▶ **Aufgabe A**: Was schaute die Kohorte laut dem Textauszug vor 7 Jahren gemeinsam?

▶ **Textauszug**:
=-=-=
Allet uff Englisch oda wat?

Meine Ecke des Twitter-Schulhofes ist vor der Wahl merkwürdig ruhig. Selbst Leute, die vor 4 Jahren noch trompeteten, sie würden alle potentiellen CDU-Wähler entfolgen und nach der Wahl für eine Nacht auswandern wollten, halten sich zurück. (Oder habe ich sie inzwischen entfolgt? Ach, egal.)
Die politischen Ansichten einer Kohorte, die sich vor 7 Jahren noch mit Flausch bewarf und gemeinsam GNTM schaute, haben sich so diversifiziert, dass man vorsichtig über brüchiges Terrain schreitet und möglichst nicht laut wird.
=-=-=
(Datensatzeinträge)
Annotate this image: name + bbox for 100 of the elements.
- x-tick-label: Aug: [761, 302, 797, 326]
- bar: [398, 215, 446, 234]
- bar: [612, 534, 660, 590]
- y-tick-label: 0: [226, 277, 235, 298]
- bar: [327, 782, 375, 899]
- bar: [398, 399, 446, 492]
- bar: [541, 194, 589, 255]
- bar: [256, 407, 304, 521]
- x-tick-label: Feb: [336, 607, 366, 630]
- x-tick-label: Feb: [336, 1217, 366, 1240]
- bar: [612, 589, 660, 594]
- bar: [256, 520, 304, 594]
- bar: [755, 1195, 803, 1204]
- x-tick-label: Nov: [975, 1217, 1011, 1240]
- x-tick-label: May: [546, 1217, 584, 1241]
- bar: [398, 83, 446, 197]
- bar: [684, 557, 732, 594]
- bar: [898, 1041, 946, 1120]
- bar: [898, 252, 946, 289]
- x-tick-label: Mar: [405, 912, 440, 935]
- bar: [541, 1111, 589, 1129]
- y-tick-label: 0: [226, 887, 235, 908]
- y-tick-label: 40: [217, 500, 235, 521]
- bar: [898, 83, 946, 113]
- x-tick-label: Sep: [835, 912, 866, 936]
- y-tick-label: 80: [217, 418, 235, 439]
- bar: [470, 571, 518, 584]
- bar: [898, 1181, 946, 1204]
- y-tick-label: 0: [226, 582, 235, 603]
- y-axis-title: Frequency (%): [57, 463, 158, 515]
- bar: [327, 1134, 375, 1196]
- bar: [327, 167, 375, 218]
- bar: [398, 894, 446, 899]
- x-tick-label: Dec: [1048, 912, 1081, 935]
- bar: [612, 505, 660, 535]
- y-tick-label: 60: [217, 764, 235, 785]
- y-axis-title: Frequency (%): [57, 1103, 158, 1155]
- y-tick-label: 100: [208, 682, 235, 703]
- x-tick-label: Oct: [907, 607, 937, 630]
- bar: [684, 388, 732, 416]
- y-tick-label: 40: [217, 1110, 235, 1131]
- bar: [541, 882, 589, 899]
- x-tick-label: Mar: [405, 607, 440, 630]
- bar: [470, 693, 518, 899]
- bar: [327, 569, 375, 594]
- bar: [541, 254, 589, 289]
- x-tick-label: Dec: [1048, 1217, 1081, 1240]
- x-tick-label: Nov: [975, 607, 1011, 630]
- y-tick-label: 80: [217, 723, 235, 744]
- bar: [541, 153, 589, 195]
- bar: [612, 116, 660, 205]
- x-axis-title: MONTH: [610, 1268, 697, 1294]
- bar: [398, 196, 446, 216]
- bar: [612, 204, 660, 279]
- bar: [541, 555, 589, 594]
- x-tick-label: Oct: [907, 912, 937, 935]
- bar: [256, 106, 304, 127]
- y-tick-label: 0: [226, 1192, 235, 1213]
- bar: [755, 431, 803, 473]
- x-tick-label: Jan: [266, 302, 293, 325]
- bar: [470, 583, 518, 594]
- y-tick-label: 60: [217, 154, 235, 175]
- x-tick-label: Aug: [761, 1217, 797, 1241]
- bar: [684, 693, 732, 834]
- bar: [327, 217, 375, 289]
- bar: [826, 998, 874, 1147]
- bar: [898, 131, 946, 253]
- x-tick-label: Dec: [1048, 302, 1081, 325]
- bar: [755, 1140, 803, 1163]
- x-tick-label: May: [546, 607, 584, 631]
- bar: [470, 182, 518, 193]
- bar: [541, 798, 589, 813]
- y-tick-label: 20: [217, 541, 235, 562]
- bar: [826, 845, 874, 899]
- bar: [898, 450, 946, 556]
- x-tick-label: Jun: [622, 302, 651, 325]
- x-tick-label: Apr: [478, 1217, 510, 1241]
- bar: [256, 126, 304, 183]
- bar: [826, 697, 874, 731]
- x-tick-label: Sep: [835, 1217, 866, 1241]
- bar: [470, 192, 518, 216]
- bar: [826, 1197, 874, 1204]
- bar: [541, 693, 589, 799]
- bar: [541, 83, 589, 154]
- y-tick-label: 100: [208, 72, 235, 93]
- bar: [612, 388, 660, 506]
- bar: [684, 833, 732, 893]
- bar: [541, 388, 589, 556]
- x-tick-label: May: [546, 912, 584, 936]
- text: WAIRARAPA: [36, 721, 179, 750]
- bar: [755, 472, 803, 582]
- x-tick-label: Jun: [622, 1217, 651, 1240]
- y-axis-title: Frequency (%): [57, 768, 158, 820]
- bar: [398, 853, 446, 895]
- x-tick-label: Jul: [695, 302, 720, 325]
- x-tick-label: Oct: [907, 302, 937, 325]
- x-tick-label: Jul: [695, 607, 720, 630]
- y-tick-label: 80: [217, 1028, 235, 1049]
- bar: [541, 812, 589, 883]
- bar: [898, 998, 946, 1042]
=-=-=
▶ **Aufgabe B**: Gib die Zeilen unterhalb des Textauszugs von ihrem Anfang bis einschließlich der Zeile mit „- bar: [470, 571, 518, 584]“ erneut aus. Ändere dabei „Feb“ in „Februar“ und lass alles andere unverändert.

▶ **Schriftliche Antwort A**: GNTM

▶ **Schriftliche Antwort B**:
Annotate this image: name + bbox for 100 of the elements.
- x-tick-label: Aug: [761, 302, 797, 326]
- bar: [398, 215, 446, 234]
- bar: [612, 534, 660, 590]
- y-tick-label: 0: [226, 277, 235, 298]
- bar: [327, 782, 375, 899]
- bar: [398, 399, 446, 492]
- bar: [541, 194, 589, 255]
- bar: [256, 407, 304, 521]
- x-tick-label: Februar: [336, 607, 366, 630]
- x-tick-label: Februar: [336, 1217, 366, 1240]
- bar: [612, 589, 660, 594]
- bar: [256, 520, 304, 594]
- bar: [755, 1195, 803, 1204]
- x-tick-label: Nov: [975, 1217, 1011, 1240]
- x-tick-label: May: [546, 1217, 584, 1241]
- bar: [398, 83, 446, 197]
- bar: [684, 557, 732, 594]
- bar: [898, 1041, 946, 1120]
- bar: [898, 252, 946, 289]
- x-tick-label: Mar: [405, 912, 440, 935]
- bar: [541, 1111, 589, 1129]
- y-tick-label: 0: [226, 887, 235, 908]
- y-tick-label: 40: [217, 500, 235, 521]
- bar: [898, 83, 946, 113]
- x-tick-label: Sep: [835, 912, 866, 936]
- y-tick-label: 80: [217, 418, 235, 439]
- bar: [470, 571, 518, 584]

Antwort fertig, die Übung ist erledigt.